THE TASK: Copy out the data below, everything from its first line down to and including the line that contains "- search-icon: [239, 31, 257, 49]".

SUPPLIED RECORDS:
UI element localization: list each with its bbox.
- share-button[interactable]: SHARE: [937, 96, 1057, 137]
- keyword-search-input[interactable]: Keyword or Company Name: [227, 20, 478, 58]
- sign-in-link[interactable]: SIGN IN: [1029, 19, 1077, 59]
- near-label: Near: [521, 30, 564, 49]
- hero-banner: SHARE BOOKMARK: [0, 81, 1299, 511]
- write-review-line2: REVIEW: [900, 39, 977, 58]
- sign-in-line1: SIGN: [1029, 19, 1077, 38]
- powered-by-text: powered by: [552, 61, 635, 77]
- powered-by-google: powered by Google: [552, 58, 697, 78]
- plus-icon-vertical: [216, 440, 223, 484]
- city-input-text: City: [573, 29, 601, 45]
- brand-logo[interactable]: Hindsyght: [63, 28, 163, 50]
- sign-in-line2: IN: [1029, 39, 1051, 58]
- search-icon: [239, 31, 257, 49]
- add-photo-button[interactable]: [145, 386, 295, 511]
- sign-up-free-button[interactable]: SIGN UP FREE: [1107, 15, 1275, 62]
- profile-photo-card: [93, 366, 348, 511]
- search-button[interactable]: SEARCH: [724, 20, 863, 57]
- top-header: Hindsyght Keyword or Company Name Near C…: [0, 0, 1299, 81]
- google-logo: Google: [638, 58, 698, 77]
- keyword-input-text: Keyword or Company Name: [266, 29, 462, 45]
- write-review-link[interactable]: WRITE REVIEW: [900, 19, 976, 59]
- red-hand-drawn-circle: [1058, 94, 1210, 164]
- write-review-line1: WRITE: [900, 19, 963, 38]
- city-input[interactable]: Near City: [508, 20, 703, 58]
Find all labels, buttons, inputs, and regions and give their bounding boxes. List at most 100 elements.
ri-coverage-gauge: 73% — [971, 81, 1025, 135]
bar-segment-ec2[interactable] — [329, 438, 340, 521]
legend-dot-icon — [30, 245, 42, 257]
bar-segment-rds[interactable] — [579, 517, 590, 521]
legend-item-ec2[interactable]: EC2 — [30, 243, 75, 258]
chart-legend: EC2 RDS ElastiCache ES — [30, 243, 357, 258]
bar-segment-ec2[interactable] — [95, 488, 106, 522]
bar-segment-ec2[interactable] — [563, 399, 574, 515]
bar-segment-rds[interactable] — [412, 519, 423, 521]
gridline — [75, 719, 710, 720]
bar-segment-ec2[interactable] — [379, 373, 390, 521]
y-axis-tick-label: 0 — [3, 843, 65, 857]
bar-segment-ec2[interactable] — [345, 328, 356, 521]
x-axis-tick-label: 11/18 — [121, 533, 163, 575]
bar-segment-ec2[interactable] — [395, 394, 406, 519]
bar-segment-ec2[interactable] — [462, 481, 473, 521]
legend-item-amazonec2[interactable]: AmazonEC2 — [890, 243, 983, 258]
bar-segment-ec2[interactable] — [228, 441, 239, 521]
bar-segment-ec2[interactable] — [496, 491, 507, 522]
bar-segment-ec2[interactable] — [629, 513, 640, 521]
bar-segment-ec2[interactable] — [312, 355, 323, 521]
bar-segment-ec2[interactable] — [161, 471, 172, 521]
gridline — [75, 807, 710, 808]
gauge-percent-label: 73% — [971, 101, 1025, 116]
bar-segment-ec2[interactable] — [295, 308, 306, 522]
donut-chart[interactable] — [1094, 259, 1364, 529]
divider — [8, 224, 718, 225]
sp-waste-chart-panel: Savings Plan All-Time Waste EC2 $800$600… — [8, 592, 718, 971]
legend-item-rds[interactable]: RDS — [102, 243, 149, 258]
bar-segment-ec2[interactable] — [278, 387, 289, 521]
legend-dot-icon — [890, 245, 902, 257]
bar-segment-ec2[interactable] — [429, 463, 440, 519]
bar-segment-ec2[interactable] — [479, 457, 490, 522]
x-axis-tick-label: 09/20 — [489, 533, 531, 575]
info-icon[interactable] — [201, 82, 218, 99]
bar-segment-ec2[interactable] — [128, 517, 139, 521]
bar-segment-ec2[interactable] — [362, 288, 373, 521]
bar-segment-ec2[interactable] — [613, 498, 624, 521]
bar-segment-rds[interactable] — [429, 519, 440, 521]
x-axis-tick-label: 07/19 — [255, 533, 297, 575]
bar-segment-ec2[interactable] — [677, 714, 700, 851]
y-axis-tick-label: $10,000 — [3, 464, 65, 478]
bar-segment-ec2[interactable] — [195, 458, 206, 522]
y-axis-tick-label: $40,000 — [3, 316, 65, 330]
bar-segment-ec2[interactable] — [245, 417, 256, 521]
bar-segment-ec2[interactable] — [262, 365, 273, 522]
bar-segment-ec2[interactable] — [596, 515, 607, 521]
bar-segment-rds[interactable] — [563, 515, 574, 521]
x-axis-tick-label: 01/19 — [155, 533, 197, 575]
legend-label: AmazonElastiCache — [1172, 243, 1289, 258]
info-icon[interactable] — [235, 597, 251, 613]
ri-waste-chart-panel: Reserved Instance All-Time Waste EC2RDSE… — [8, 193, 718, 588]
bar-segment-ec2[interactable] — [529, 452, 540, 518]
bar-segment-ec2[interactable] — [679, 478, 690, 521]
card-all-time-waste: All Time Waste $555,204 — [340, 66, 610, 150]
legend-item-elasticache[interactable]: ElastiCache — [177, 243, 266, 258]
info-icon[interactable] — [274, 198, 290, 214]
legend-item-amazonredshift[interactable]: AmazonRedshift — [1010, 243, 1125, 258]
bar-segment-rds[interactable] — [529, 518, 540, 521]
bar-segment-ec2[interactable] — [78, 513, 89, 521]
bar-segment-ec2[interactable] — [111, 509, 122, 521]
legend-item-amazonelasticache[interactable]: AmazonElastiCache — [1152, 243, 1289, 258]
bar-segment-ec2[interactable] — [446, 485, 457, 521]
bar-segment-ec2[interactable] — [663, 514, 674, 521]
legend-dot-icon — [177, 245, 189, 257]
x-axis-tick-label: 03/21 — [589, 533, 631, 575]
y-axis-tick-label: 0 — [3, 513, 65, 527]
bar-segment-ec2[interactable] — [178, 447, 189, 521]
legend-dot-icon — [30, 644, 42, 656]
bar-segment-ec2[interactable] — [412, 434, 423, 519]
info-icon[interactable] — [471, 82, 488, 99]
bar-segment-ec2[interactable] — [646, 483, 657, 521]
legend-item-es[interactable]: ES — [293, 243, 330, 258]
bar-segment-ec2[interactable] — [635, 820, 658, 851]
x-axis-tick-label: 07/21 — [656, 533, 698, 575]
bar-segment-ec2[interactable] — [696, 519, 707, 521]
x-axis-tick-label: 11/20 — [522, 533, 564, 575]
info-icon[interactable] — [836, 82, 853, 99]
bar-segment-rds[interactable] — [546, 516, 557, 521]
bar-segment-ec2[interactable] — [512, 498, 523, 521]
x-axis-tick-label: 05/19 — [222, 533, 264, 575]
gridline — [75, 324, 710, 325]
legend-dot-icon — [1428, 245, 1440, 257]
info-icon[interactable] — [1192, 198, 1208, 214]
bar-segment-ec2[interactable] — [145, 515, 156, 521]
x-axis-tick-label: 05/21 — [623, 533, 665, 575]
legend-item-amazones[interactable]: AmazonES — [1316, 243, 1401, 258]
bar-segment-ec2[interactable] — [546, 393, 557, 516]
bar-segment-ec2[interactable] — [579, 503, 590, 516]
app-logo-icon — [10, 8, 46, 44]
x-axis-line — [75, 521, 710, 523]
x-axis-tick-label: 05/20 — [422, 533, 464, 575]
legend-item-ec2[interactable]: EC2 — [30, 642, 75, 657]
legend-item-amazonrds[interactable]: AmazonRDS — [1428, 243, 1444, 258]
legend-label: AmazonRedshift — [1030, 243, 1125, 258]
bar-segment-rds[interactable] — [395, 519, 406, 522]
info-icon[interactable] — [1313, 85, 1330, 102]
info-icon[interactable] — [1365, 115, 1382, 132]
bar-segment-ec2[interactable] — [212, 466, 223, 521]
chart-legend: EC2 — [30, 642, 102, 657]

RESPONSE TO THIS EXERCISE:
UI element localization: list each with its bbox.
- share-button[interactable]: SHARE: [937, 96, 1057, 137]
- keyword-search-input[interactable]: Keyword or Company Name: [227, 20, 478, 58]
- sign-in-link[interactable]: SIGN IN: [1029, 19, 1077, 59]
- near-label: Near: [521, 30, 564, 49]
- hero-banner: SHARE BOOKMARK: [0, 81, 1299, 511]
- write-review-line2: REVIEW: [900, 39, 977, 58]
- sign-in-line1: SIGN: [1029, 19, 1077, 38]
- powered-by-text: powered by: [552, 61, 635, 77]
- powered-by-google: powered by Google: [552, 58, 697, 78]
- plus-icon-vertical: [216, 440, 223, 484]
- city-input-text: City: [573, 29, 601, 45]
- brand-logo[interactable]: Hindsyght: [63, 28, 163, 50]
- sign-in-line2: IN: [1029, 39, 1051, 58]
- search-icon: [239, 31, 257, 49]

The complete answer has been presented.